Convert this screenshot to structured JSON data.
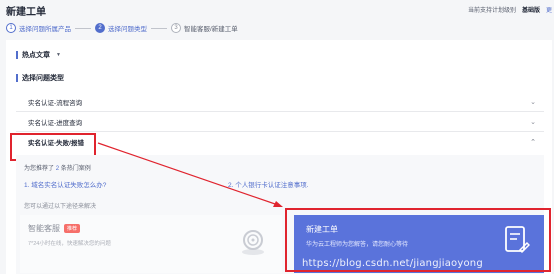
{
  "header": {
    "title": "新建工单",
    "support_text": "当前支持计划级别",
    "edition": "基础版",
    "more": "更"
  },
  "steps": [
    {
      "num": "1",
      "label": "选择问题所属产品"
    },
    {
      "num": "2",
      "label": "选择问题类型"
    },
    {
      "num": "3",
      "label": "智能客服/新建工单"
    }
  ],
  "hot_articles": {
    "label": "热点文章"
  },
  "question_type": {
    "label": "选择问题类型"
  },
  "questions": [
    {
      "label": "实名认证-流程咨询"
    },
    {
      "label": "实名认证-进度查询"
    },
    {
      "label": "实名认证-失败/报错"
    }
  ],
  "detail": {
    "recommend_prefix": "为您推荐了",
    "recommend_count": "2",
    "recommend_suffix": "条热门案例",
    "case1": "1. 域名实名认证失败怎么办?",
    "case2": "2. 个人银行卡认证注意事项.",
    "alt_text": "您可以通过以下途径来解决"
  },
  "smart_service": {
    "title": "智能客服",
    "badge": "推荐",
    "subtitle": "7*24小时在线，快速解决您的问题"
  },
  "new_ticket": {
    "title": "新建工单",
    "subtitle": "华为云工程师为您解答，请您耐心等待"
  },
  "watermark": "https://blog.csdn.net/jiangjiaoyong",
  "colors": {
    "accent": "#526ecc",
    "ticket_bg": "#5a73db",
    "highlight": "#e0242e",
    "badge": "#f66f6a"
  }
}
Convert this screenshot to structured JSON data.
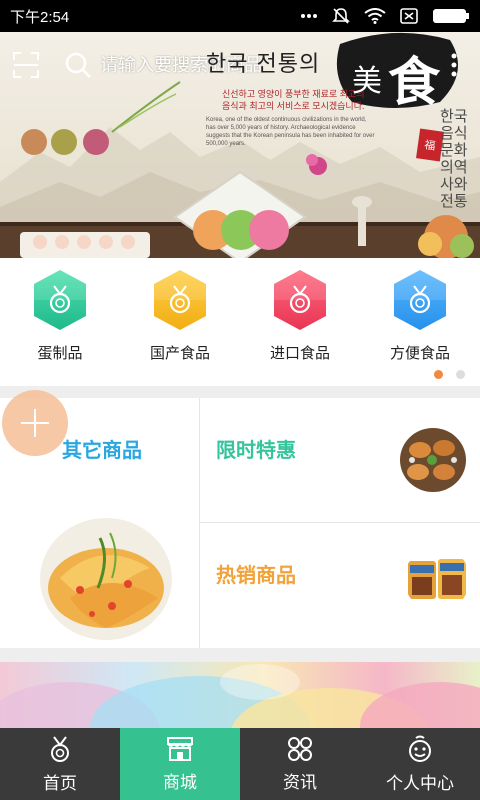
{
  "status_bar": {
    "time": "下午2:54",
    "icons": [
      "more-dots-icon",
      "notification-off-icon",
      "wifi-icon",
      "sim-icon",
      "battery-icon"
    ]
  },
  "banner": {
    "search_placeholder": "请输入要搜索的商品",
    "korean_title": "한국 전통의",
    "korean_sub_1": "신선하고 영양이 풍부한 재료로 최고의",
    "korean_sub_2": "음식과 최고의 서비스로 모시겠습니다.",
    "english_text": "Korea, one of the oldest continuous civilizations in the world, has over 5,000 years of history. Archaeological evidence suggests that the Korean peninsula has been inhabited for over 500,000 years.",
    "logo_char_1": "美",
    "logo_char_2": "食",
    "seal_text": "福",
    "vertical_text": "한국음식문화의역사와전통"
  },
  "categories": [
    {
      "label": "蛋制品",
      "icon": "medal-icon",
      "color_top": "#52e0b0",
      "color_bottom": "#1fb98a"
    },
    {
      "label": "国产食品",
      "icon": "medal-icon",
      "color_top": "#ffd04a",
      "color_bottom": "#f2ad14"
    },
    {
      "label": "进口食品",
      "icon": "medal-icon",
      "color_top": "#ff6a7f",
      "color_bottom": "#e83555"
    },
    {
      "label": "方便食品",
      "icon": "medal-icon",
      "color_top": "#5ab8ff",
      "color_bottom": "#2690ea"
    }
  ],
  "pager": {
    "active_color": "#f08a3c",
    "inactive_color": "#dddddd"
  },
  "promo": {
    "other": "其它商品",
    "limited": "限时特惠",
    "hot": "热销商品"
  },
  "tabbar": {
    "items": [
      {
        "label": "首页",
        "icon": "medal-icon",
        "active": false
      },
      {
        "label": "商城",
        "icon": "store-icon",
        "active": true
      },
      {
        "label": "资讯",
        "icon": "grid-icon",
        "active": false
      },
      {
        "label": "个人中心",
        "icon": "user-face-icon",
        "active": false
      }
    ],
    "active_color": "#36c190",
    "bg_color": "#3a3a3a"
  }
}
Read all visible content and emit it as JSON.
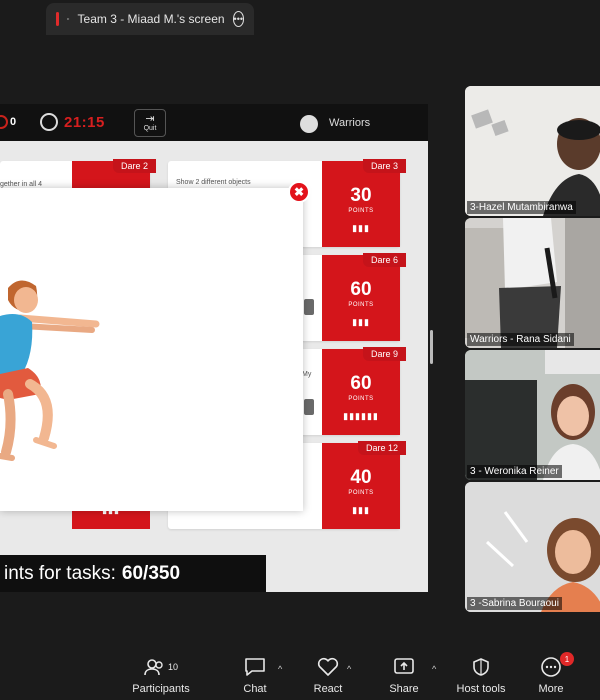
{
  "top_tab": {
    "title": "Team 3 - Miaad M.'s screen"
  },
  "game": {
    "score": "0",
    "timer": "21:15",
    "quit_label": "Quit",
    "team_name": "Warriors",
    "points_label": "ints for tasks:",
    "points_value": "60/350",
    "card_texts": [
      "gether in all 4",
      "Show 2 different objects",
      "My"
    ]
  },
  "dares": [
    {
      "tag": "Dare 2",
      "points": "",
      "unit": "",
      "people": "",
      "color": "#1e9a3b"
    },
    {
      "tag": "Dare 3",
      "points": "30",
      "unit": "POINTS",
      "people": "▮▮▮",
      "color": "#d4151b"
    },
    {
      "tag": "Dare 6",
      "points": "60",
      "unit": "POINTS",
      "people": "▮▮▮",
      "color": "#595959"
    },
    {
      "tag": "Dare 9",
      "points": "60",
      "unit": "POINTS",
      "people": "▮▮▮▮▮▮",
      "color": "#d4151b"
    },
    {
      "tag": "Dare 12",
      "points": "40",
      "unit": "POINTS",
      "people": "▮▮▮",
      "color": "#d4151b"
    },
    {
      "tag": "",
      "points": "",
      "unit": "",
      "people": "▮▮▮",
      "color": "#d4151b"
    }
  ],
  "participants": [
    {
      "name": "3-Hazel Mutambiranwa"
    },
    {
      "name": "Warriors - Rana Sidani"
    },
    {
      "name": "3 - Weronika Reiner"
    },
    {
      "name": "3 -Sabrina Bouraoui"
    }
  ],
  "toolbar": {
    "participants_label": "Participants",
    "participants_count": "10",
    "chat_label": "Chat",
    "react_label": "React",
    "share_label": "Share",
    "host_tools_label": "Host tools",
    "more_label": "More",
    "more_badge": "1"
  },
  "icons": {
    "close": "close-icon",
    "timer": "stopwatch-icon",
    "quit": "exit-icon",
    "team": "team-icon"
  },
  "colors": {
    "accent_red": "#d4151b",
    "dark_bg": "#1b1b1b"
  }
}
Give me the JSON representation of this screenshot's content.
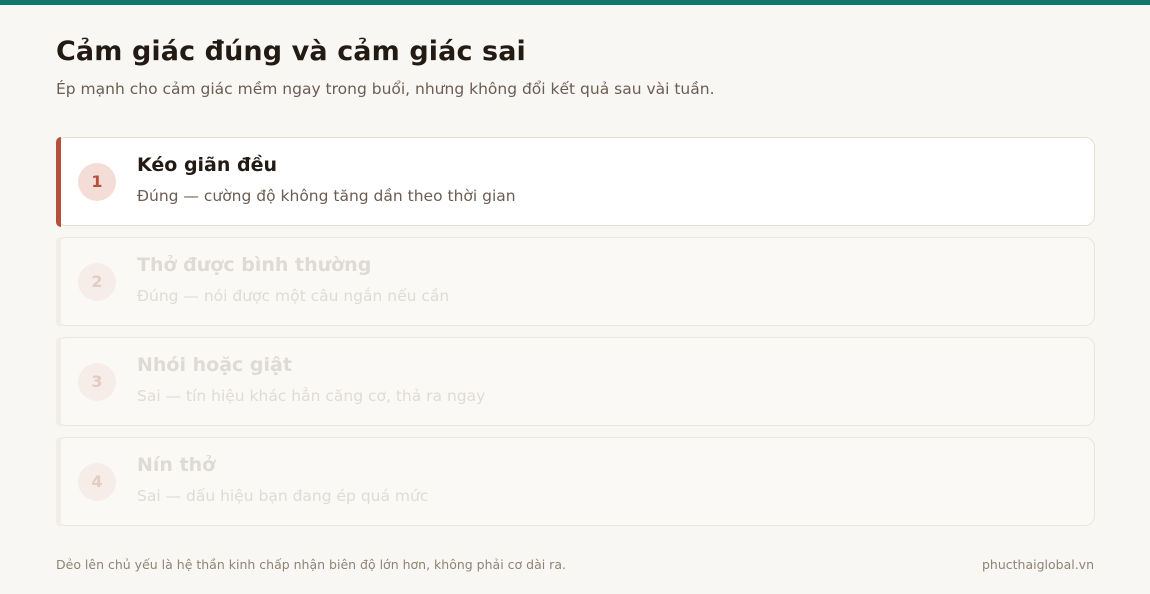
{
  "header": {
    "title": "Cảm giác đúng và cảm giác sai",
    "subtitle": "Ép mạnh cho cảm giác mềm ngay trong buổi, nhưng không đổi kết quả sau vài tuần."
  },
  "cards": [
    {
      "number": "1",
      "title": "Kéo giãn đều",
      "description": "Đúng — cường độ không tăng dần theo thời gian",
      "active": true
    },
    {
      "number": "2",
      "title": "Thở được bình thường",
      "description": "Đúng — nói được một câu ngắn nếu cần",
      "active": false
    },
    {
      "number": "3",
      "title": "Nhói hoặc giật",
      "description": "Sai — tín hiệu khác hẳn căng cơ, thả ra ngay",
      "active": false
    },
    {
      "number": "4",
      "title": "Nín thở",
      "description": "Sai — dấu hiệu bạn đang ép quá mức",
      "active": false
    }
  ],
  "footer": {
    "note": "Dẻo lên chủ yếu là hệ thần kinh chấp nhận biên độ lớn hơn, không phải cơ dài ra.",
    "site": "phucthaiglobal.vn"
  },
  "colors": {
    "top_bar": "#12776a",
    "accent": "#b4513a",
    "background": "#f9f7f3"
  }
}
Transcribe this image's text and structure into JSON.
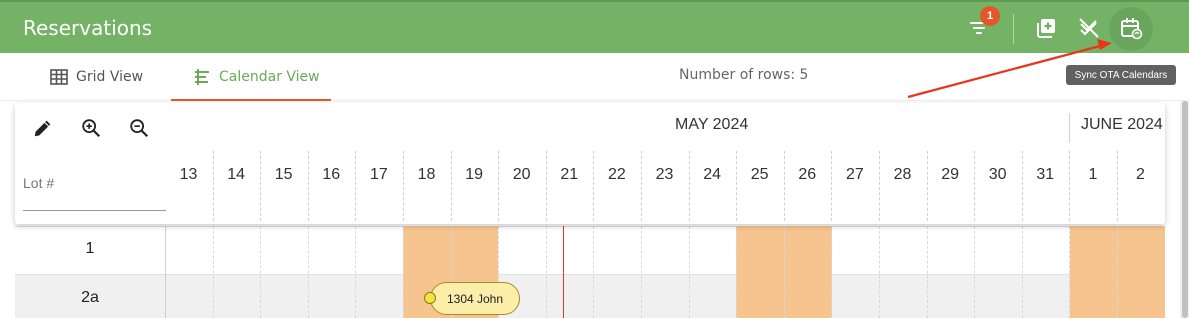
----------------
Aim:
Retype the whole listing, keeping every line identical and omitting all pictures.

Task answer:
Convert this screenshot to structured JSON data.
{
  "header": {
    "title": "新建工单",
    "support_text": "当前支持计划级别",
    "edition": "基础版",
    "more": "更"
  },
  "steps": [
    {
      "num": "1",
      "label": "选择问题所属产品"
    },
    {
      "num": "2",
      "label": "选择问题类型"
    },
    {
      "num": "3",
      "label": "智能客服/新建工单"
    }
  ],
  "hot_articles": {
    "label": "热点文章"
  },
  "question_type": {
    "label": "选择问题类型"
  },
  "questions": [
    {
      "label": "实名认证-流程咨询"
    },
    {
      "label": "实名认证-进度查询"
    },
    {
      "label": "实名认证-失败/报错"
    }
  ],
  "detail": {
    "recommend_prefix": "为您推荐了",
    "recommend_count": "2",
    "recommend_suffix": "条热门案例",
    "case1": "1. 域名实名认证失败怎么办?",
    "case2": "2. 个人银行卡认证注意事项.",
    "alt_text": "您可以通过以下途径来解决"
  },
  "smart_service": {
    "title": "智能客服",
    "badge": "推荐",
    "subtitle": "7*24小时在线，快速解决您的问题"
  },
  "new_ticket": {
    "title": "新建工单",
    "subtitle": "华为云工程师为您解答，请您耐心等待"
  },
  "watermark": "https://blog.csdn.net/jiangjiaoyong",
  "colors": {
    "accent": "#526ecc",
    "ticket_bg": "#5a73db",
    "highlight": "#e0242e",
    "badge": "#f66f6a"
  }
}
Convert this screenshot to structured JSON data.
{
  "status_bar": {
    "time": "下午2:54",
    "icons": [
      "more-dots-icon",
      "notification-off-icon",
      "wifi-icon",
      "sim-icon",
      "battery-icon"
    ]
  },
  "banner": {
    "search_placeholder": "请输入要搜索的商品",
    "korean_title": "한국 전통의",
    "korean_sub_1": "신선하고 영양이 풍부한 재료로 최고의",
    "korean_sub_2": "음식과 최고의 서비스로 모시겠습니다.",
    "english_text": "Korea, one of the oldest continuous civilizations in the world, has over 5,000 years of history. Archaeological evidence suggests that the Korean peninsula has been inhabited for over 500,000 years.",
    "logo_char_1": "美",
    "logo_char_2": "食",
    "seal_text": "福",
    "vertical_text": "한국음식문화의역사와전통"
  },
  "categories": [
    {
      "label": "蛋制品",
      "icon": "medal-icon",
      "color_top": "#52e0b0",
      "color_bottom": "#1fb98a"
    },
    {
      "label": "国产食品",
      "icon": "medal-icon",
      "color_top": "#ffd04a",
      "color_bottom": "#f2ad14"
    },
    {
      "label": "进口食品",
      "icon": "medal-icon",
      "color_top": "#ff6a7f",
      "color_bottom": "#e83555"
    },
    {
      "label": "方便食品",
      "icon": "medal-icon",
      "color_top": "#5ab8ff",
      "color_bottom": "#2690ea"
    }
  ],
  "pager": {
    "active_color": "#f08a3c",
    "inactive_color": "#dddddd"
  },
  "promo": {
    "other": "其它商品",
    "limited": "限时特惠",
    "hot": "热销商品"
  },
  "tabbar": {
    "items": [
      {
        "label": "首页",
        "icon": "medal-icon",
        "active": false
      },
      {
        "label": "商城",
        "icon": "store-icon",
        "active": true
      },
      {
        "label": "资讯",
        "icon": "grid-icon",
        "active": false
      },
      {
        "label": "个人中心",
        "icon": "user-face-icon",
        "active": false
      }
    ],
    "active_color": "#36c190",
    "bg_color": "#3a3a3a"
  }
}
Read all visible content and emit it as JSON.
{
  "top_tab": {
    "title": "Team 3 - Miaad M.'s screen"
  },
  "game": {
    "score": "0",
    "timer": "21:15",
    "quit_label": "Quit",
    "team_name": "Warriors",
    "points_label": "ints for tasks:",
    "points_value": "60/350",
    "card_texts": [
      "gether in all 4",
      "Show 2 different objects",
      "My"
    ]
  },
  "dares": [
    {
      "tag": "Dare 2",
      "points": "",
      "unit": "",
      "people": "",
      "color": "#1e9a3b"
    },
    {
      "tag": "Dare 3",
      "points": "30",
      "unit": "POINTS",
      "people": "▮▮▮",
      "color": "#d4151b"
    },
    {
      "tag": "Dare 6",
      "points": "60",
      "unit": "POINTS",
      "people": "▮▮▮",
      "color": "#595959"
    },
    {
      "tag": "Dare 9",
      "points": "60",
      "unit": "POINTS",
      "people": "▮▮▮▮▮▮",
      "color": "#d4151b"
    },
    {
      "tag": "Dare 12",
      "points": "40",
      "unit": "POINTS",
      "people": "▮▮▮",
      "color": "#d4151b"
    },
    {
      "tag": "",
      "points": "",
      "unit": "",
      "people": "▮▮▮",
      "color": "#d4151b"
    }
  ],
  "participants": [
    {
      "name": "3-Hazel Mutambiranwa"
    },
    {
      "name": "Warriors - Rana Sidani"
    },
    {
      "name": "3 - Weronika Reiner"
    },
    {
      "name": "3 -Sabrina Bouraoui"
    }
  ],
  "toolbar": {
    "participants_label": "Participants",
    "participants_count": "10",
    "chat_label": "Chat",
    "react_label": "React",
    "share_label": "Share",
    "host_tools_label": "Host tools",
    "more_label": "More",
    "more_badge": "1"
  },
  "icons": {
    "close": "close-icon",
    "timer": "stopwatch-icon",
    "quit": "exit-icon",
    "team": "team-icon"
  },
  "colors": {
    "accent_red": "#d4151b",
    "dark_bg": "#1b1b1b"
  }
}
Give me the JSON representation of this screenshot's content.
{
  "header": {
    "title": "Cảm giác đúng và cảm giác sai",
    "subtitle": "Ép mạnh cho cảm giác mềm ngay trong buổi, nhưng không đổi kết quả sau vài tuần."
  },
  "cards": [
    {
      "number": "1",
      "title": "Kéo giãn đều",
      "description": "Đúng — cường độ không tăng dần theo thời gian",
      "active": true
    },
    {
      "number": "2",
      "title": "Thở được bình thường",
      "description": "Đúng — nói được một câu ngắn nếu cần",
      "active": false
    },
    {
      "number": "3",
      "title": "Nhói hoặc giật",
      "description": "Sai — tín hiệu khác hẳn căng cơ, thả ra ngay",
      "active": false
    },
    {
      "number": "4",
      "title": "Nín thở",
      "description": "Sai — dấu hiệu bạn đang ép quá mức",
      "active": false
    }
  ],
  "footer": {
    "note": "Dẻo lên chủ yếu là hệ thần kinh chấp nhận biên độ lớn hơn, không phải cơ dài ra.",
    "site": "phucthaiglobal.vn"
  },
  "colors": {
    "top_bar": "#12776a",
    "accent": "#b4513a",
    "background": "#f9f7f3"
  }
}
Transcribe this image's text and structure into JSON.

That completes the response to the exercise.